- **Exercise description**:
In the forum thread on licensing IATI data, substitute "license types" for every "licenses" and write out the passage that begins at the words "Our question is" and stops after "a longer blog.".

== Document passage ==

Licensing data - non-commercial only = open?

As NGO we’re looking into our licensing policy. We would like to use the license provided by Creative Commons.org : Attribution-NonCommercial-ShareAlike 4.0 International (CC BY-NC-SA 4.0).

Our question is particularly whether the non-commercial clause is compliant with the IATI standard as this restricts the use of data for some (commercial) users and our data would not be ‘open’ enough when applying this license?

We’re interested to know if there are more publishers using these kind of licences with NonCommercial clause.

At Akvo we have chosen to publish IATI data with two licenses:

We have a page with our detailed license descriptions for different content.
The rational behind the choice of licenses is described in a longer blog.

But in short, we picked two licenses for our IATI data to

  • be compatible with organisations that are using or considering CC
    licensing (like yours)
  • at the same time the ODbL license is more
    suited to database content and the applicable laws

To answer your specific question, many people working in this space recommend against using the None Commercial clause, as it is considered limiting the use of the data too much. We at Akvo consider that the Share Alike clause is sufficient, as the users of the data then are encouraged to find uses where we all can share the results.

Hope that helps a bit. /Thomas @ Akvo

Hi @bjelkeman, @redeenkind

The non-commercial clause is not compliant with the IATI Standard (and neither is the ShareAlike license).

===
== Entries supplied ==

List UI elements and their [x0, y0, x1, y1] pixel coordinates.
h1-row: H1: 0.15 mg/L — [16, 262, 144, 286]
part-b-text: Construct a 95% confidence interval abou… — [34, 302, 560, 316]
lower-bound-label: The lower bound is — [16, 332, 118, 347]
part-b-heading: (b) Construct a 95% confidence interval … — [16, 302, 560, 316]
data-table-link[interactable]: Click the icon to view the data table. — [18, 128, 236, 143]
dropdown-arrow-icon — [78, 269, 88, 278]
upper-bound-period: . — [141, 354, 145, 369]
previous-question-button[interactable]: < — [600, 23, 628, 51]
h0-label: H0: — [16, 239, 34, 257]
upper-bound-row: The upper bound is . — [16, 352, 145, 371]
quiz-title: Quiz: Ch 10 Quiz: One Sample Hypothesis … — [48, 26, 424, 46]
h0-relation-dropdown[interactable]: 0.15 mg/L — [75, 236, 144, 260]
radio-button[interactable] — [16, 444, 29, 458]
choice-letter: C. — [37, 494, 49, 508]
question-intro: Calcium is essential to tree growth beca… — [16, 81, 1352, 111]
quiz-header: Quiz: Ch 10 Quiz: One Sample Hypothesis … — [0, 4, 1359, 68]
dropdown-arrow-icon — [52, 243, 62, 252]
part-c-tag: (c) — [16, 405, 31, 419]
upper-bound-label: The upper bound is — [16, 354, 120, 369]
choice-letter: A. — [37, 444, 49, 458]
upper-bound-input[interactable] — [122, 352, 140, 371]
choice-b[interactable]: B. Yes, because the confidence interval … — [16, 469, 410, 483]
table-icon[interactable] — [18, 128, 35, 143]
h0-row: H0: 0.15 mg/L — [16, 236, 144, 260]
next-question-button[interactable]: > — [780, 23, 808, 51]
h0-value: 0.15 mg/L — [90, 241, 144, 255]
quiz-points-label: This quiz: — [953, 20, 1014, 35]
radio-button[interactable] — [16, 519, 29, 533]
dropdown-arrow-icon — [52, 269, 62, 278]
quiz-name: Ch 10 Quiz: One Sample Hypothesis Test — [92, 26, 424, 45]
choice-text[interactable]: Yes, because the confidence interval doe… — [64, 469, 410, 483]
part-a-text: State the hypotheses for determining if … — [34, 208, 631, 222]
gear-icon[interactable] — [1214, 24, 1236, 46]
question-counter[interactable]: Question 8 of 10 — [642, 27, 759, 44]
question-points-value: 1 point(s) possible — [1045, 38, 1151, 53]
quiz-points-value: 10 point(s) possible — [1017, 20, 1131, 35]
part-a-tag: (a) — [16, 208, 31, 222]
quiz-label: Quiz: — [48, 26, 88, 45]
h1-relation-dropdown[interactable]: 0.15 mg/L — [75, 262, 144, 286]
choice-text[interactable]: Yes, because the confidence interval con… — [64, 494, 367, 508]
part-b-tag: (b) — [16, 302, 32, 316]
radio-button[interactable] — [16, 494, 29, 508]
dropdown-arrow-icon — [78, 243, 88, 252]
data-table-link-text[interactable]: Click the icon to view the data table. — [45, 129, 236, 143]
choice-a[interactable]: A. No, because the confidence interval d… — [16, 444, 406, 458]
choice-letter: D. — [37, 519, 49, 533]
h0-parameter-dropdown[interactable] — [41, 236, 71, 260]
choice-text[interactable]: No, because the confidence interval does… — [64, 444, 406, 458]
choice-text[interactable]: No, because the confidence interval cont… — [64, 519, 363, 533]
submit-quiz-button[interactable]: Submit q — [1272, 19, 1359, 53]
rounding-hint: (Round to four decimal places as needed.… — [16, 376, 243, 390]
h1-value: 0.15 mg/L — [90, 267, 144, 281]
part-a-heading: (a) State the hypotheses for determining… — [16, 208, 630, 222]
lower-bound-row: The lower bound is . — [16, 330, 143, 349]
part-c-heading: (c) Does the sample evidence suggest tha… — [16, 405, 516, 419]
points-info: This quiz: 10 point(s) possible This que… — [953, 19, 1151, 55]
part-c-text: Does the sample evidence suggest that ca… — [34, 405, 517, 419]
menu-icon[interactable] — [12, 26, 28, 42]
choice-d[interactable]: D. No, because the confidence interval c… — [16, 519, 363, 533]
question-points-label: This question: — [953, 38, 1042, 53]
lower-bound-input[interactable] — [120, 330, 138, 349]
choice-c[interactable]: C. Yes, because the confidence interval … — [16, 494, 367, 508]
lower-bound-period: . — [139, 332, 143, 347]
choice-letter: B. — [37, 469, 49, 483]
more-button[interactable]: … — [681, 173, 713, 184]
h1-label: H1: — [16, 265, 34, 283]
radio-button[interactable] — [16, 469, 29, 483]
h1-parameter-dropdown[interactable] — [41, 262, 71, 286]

===

- **Output**:
Our question is particularly whether the non-commercial clause is compliant with the IATI standard as this restricts the use of data for some (commercial) users and our data would not be ‘open’ enough when applying this license?

We’re interested to know if there are more publishers using these kind of licences with NonCommercial clause.

At Akvo we have chosen to publish IATI data with two license types:

We have a page with our detailed license descriptions for different content.
The rational behind the choice of license types is described in a longer blog.